(Stored data)
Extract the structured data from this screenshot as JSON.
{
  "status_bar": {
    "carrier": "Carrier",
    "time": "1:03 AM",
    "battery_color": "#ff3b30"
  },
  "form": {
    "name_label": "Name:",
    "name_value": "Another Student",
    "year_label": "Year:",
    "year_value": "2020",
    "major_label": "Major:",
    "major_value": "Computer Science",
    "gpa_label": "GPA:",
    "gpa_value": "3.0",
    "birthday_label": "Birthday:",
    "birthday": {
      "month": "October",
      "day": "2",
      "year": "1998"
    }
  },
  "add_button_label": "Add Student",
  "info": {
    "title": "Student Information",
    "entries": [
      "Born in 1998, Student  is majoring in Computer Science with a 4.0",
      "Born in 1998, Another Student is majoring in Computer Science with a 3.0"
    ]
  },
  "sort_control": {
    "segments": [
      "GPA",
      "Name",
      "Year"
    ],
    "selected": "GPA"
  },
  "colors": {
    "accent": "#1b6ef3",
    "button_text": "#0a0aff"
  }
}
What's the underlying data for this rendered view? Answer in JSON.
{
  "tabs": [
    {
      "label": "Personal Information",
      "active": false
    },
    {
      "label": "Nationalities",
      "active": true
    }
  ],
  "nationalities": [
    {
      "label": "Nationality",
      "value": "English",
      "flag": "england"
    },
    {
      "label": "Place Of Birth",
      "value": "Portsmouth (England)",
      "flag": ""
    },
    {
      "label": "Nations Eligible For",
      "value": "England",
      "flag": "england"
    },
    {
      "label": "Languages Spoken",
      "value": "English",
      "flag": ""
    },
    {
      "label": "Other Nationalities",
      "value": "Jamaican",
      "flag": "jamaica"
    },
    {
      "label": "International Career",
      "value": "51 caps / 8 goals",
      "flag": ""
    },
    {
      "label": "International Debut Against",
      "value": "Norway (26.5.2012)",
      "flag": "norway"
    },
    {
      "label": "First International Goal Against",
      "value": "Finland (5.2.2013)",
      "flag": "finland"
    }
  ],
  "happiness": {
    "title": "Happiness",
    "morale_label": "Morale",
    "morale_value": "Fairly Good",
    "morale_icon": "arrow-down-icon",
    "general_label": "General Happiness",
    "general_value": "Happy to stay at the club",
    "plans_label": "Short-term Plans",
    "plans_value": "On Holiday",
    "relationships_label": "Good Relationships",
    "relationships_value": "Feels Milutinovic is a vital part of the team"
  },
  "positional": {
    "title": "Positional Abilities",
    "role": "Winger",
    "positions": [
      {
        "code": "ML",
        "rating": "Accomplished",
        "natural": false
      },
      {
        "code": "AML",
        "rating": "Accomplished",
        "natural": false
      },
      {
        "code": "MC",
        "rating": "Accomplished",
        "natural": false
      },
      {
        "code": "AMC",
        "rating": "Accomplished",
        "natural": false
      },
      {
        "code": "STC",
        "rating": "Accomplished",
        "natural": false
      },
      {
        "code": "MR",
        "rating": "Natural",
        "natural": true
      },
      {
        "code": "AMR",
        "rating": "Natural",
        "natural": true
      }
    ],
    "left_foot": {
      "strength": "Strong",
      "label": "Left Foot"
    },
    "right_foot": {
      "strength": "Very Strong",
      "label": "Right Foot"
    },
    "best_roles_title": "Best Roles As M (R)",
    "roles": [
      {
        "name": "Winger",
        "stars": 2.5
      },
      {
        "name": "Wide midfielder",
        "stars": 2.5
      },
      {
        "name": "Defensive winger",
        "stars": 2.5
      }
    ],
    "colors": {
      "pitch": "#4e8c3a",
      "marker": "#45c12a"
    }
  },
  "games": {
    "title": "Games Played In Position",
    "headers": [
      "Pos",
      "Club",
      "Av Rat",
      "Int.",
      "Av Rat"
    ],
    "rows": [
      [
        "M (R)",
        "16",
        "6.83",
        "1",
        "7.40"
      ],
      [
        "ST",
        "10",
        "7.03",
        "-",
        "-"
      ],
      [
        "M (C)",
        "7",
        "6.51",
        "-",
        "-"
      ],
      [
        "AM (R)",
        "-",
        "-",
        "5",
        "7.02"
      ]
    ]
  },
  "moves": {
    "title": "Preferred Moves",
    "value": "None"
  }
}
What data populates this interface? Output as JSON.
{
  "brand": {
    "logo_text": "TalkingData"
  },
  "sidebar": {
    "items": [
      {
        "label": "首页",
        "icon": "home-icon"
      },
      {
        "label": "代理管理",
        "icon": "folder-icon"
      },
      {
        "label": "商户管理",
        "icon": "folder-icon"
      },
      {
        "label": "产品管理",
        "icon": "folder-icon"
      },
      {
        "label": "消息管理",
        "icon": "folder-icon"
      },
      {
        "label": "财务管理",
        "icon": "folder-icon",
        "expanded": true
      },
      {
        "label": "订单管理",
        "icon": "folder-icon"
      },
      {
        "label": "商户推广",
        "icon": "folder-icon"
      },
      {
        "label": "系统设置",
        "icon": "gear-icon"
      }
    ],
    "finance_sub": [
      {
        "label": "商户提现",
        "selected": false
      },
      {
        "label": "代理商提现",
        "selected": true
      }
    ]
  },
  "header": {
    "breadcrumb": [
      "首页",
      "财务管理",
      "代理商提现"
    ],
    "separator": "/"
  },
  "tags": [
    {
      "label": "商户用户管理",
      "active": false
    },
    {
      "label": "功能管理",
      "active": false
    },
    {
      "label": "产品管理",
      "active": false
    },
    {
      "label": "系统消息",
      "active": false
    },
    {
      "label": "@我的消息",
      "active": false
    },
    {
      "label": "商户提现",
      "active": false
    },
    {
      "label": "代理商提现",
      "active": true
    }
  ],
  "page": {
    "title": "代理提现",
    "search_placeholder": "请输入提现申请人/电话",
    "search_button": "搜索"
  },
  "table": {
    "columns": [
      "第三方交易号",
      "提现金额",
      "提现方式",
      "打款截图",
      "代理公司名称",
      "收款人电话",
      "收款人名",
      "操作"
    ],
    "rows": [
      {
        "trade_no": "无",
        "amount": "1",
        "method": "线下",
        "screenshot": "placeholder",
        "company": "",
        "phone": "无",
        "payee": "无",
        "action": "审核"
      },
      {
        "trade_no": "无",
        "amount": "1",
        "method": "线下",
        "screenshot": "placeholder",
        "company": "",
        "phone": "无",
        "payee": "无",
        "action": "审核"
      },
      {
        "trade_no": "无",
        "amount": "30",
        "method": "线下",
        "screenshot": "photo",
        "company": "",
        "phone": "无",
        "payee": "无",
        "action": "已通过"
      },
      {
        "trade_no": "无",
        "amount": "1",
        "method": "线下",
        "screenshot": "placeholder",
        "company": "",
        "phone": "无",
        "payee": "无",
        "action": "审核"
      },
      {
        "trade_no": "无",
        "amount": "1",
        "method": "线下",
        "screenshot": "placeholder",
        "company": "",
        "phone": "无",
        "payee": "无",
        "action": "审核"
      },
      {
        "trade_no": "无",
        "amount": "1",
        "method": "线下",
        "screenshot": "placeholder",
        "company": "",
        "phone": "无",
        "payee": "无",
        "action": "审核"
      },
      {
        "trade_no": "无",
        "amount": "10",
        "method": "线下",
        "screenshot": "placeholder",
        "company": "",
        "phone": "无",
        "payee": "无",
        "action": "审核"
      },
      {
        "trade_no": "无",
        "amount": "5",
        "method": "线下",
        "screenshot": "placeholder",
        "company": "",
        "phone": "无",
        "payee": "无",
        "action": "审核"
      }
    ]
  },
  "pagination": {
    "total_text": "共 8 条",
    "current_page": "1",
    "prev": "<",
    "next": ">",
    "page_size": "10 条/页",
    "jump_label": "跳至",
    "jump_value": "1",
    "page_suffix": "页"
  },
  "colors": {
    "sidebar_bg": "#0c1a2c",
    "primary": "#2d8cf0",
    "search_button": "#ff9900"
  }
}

- **What you should do**:
Using the records above, find and show each line with the string "Strong".

- **Task result**:
      "strength": "Strong",
      "strength": "Very Strong",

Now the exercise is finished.